**How to complete this task:** Copy out all lines of the material below in which "Entered" occurs.

..............................

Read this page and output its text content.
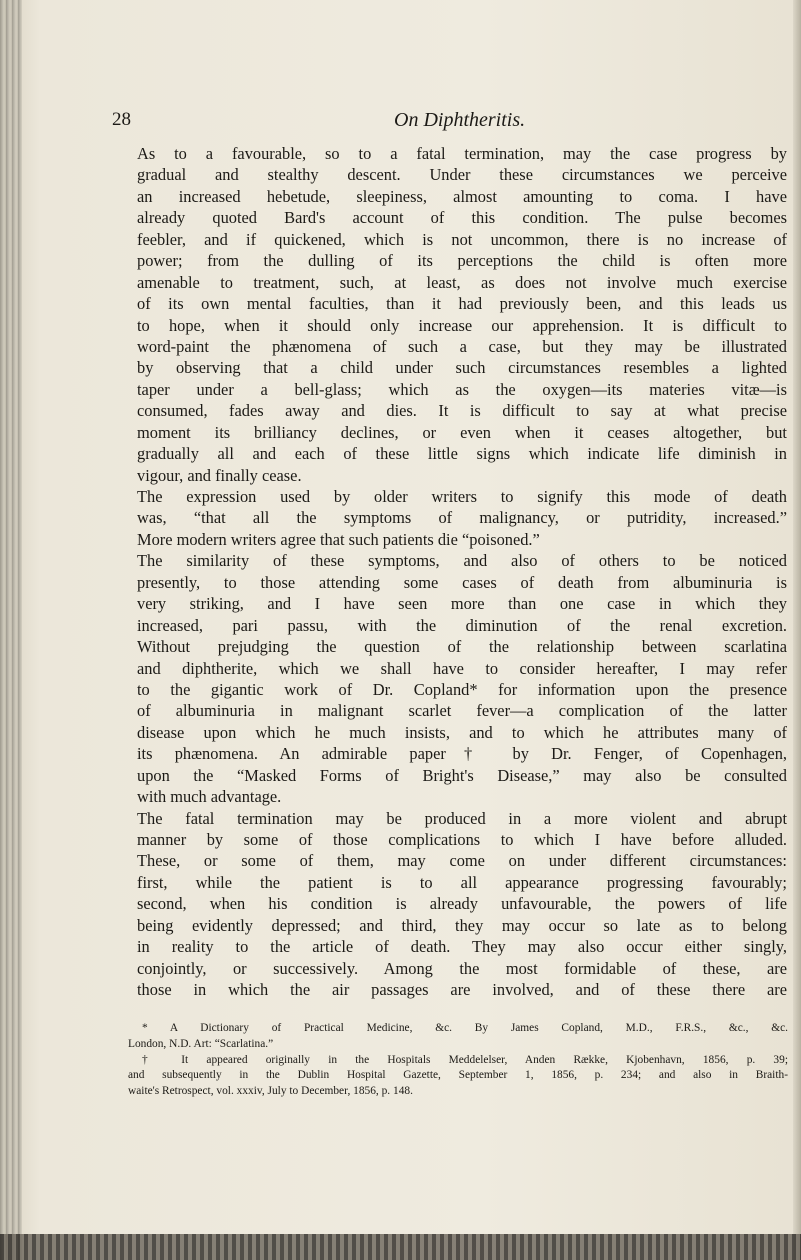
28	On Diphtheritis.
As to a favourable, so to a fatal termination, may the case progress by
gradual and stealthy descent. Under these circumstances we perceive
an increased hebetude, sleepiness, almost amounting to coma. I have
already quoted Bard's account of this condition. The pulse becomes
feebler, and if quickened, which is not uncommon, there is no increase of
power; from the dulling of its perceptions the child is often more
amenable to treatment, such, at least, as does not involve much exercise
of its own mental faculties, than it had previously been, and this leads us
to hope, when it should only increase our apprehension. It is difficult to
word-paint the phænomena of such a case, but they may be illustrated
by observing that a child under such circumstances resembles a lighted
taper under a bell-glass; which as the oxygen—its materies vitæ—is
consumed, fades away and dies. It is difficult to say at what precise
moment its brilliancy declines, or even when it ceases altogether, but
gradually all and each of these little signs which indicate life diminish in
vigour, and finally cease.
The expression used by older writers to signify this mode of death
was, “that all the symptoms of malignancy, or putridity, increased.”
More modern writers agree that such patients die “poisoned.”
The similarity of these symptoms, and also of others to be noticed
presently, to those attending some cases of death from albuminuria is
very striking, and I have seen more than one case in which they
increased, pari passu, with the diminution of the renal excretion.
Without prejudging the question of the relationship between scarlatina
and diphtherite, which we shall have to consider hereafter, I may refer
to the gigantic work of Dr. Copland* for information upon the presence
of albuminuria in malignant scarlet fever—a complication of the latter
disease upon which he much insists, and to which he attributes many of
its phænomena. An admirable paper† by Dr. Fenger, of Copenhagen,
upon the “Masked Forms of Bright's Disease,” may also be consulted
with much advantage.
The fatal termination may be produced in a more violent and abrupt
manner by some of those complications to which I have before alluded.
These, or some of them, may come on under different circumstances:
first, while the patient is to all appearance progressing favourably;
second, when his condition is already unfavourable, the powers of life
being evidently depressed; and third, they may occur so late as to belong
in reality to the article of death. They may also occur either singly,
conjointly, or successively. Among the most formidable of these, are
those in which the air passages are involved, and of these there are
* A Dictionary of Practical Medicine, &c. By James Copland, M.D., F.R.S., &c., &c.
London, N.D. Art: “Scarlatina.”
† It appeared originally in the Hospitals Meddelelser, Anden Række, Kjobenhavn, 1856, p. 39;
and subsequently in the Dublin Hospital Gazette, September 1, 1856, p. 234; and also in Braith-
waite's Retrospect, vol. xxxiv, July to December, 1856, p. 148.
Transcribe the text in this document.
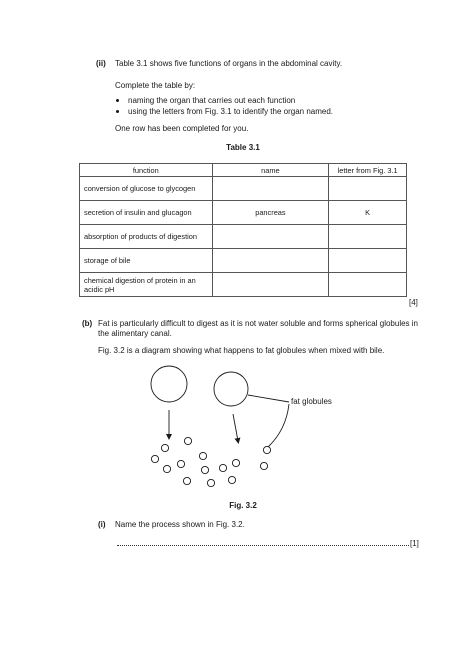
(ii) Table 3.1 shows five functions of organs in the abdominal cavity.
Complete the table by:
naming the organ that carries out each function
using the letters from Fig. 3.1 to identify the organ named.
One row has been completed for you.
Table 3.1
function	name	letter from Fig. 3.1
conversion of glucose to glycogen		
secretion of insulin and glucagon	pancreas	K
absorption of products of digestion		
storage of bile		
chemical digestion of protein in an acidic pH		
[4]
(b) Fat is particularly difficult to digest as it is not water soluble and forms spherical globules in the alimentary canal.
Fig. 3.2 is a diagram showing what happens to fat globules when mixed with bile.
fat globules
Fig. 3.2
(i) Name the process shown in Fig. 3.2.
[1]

..............................

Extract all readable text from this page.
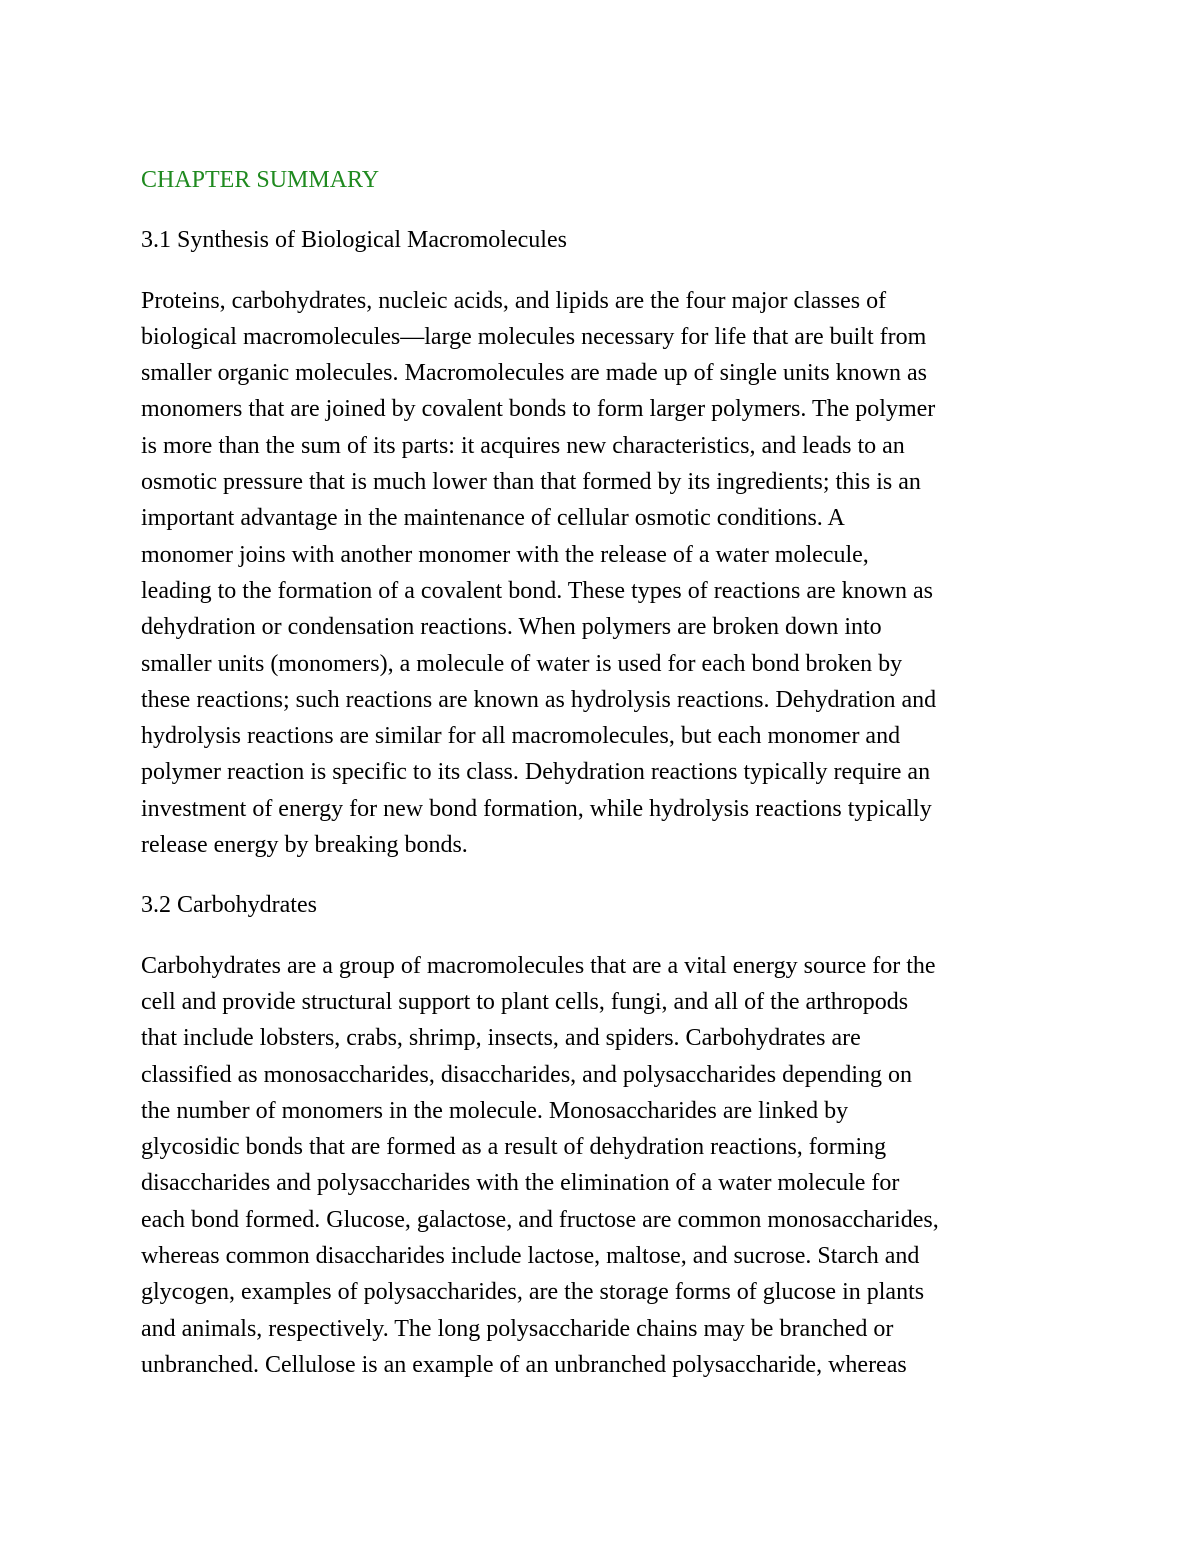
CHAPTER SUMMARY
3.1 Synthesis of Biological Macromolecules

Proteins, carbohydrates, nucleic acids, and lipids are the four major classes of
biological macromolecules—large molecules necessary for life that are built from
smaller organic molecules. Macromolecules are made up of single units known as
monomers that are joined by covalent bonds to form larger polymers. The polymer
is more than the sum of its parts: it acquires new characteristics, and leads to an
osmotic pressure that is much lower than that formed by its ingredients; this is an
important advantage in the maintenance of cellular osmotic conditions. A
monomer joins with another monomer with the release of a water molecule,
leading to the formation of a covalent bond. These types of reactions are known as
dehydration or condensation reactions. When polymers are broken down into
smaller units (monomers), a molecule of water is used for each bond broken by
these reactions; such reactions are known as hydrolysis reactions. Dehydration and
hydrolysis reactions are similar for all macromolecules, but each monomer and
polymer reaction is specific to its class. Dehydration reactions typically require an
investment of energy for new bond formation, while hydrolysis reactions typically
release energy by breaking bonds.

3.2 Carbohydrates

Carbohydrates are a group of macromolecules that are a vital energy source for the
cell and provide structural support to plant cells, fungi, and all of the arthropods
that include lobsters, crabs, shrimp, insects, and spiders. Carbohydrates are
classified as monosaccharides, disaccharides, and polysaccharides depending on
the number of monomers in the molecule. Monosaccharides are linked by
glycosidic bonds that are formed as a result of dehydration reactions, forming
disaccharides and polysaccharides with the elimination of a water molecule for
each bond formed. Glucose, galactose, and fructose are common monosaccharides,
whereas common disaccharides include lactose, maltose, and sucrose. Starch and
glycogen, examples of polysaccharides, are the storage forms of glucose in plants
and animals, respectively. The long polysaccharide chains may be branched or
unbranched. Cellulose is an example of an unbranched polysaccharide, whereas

..............................

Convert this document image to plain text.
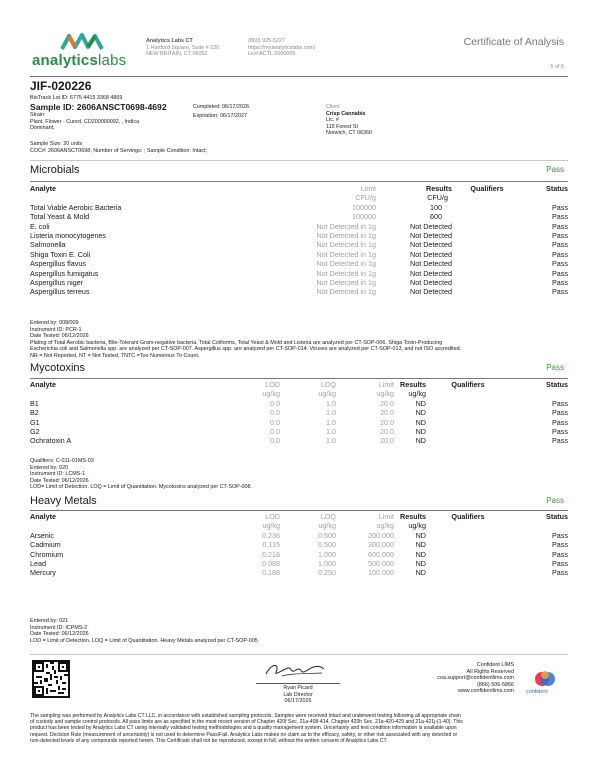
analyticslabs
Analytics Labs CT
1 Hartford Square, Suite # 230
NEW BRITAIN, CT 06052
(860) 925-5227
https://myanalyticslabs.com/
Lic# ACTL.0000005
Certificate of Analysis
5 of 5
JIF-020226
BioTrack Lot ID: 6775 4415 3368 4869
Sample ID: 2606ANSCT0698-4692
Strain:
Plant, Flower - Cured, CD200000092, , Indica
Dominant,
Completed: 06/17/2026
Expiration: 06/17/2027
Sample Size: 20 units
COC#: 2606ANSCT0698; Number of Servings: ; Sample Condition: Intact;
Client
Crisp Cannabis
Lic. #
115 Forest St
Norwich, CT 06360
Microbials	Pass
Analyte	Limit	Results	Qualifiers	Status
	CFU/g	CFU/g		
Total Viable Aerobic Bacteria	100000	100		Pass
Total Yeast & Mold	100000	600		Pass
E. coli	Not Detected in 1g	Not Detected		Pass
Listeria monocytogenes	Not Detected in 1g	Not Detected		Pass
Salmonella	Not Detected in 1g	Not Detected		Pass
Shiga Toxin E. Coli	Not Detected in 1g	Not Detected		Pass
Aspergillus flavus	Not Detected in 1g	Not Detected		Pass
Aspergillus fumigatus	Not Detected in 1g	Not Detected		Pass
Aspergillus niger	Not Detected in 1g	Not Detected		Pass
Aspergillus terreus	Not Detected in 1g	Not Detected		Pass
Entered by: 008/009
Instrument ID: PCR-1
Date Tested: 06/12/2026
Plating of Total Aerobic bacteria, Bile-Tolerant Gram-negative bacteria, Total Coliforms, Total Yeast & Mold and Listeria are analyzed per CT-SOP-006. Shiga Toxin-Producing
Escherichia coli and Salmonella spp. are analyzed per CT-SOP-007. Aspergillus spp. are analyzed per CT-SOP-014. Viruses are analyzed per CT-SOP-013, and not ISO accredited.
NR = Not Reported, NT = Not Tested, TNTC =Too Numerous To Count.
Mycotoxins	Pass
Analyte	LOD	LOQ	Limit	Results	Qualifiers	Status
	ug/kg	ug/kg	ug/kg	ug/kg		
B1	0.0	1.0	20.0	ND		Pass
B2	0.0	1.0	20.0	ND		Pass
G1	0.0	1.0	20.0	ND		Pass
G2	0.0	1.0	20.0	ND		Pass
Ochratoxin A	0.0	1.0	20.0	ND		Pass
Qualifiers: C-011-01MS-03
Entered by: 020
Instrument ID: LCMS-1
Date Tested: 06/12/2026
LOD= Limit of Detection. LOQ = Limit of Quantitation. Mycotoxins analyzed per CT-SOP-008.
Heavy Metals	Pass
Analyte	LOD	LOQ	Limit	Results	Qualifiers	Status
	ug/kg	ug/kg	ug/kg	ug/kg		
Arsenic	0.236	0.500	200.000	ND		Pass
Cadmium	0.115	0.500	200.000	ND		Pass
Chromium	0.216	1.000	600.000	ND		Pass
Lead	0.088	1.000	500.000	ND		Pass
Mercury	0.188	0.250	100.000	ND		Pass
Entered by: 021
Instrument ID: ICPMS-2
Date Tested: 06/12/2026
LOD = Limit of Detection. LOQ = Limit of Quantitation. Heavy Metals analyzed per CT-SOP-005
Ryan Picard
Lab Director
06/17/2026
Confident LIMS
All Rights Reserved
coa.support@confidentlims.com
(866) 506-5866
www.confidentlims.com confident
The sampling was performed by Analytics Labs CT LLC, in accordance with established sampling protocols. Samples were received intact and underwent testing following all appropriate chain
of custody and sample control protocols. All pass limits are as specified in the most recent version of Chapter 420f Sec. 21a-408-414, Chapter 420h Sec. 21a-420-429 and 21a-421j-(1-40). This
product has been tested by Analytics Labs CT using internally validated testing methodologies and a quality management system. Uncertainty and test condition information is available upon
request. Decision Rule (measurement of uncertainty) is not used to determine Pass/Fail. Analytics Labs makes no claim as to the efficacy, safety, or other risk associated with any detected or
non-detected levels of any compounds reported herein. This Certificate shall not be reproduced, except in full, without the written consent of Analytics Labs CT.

..............................

**Response area:**
Entered by: 008/009
Entered by: 020
Entered by: 021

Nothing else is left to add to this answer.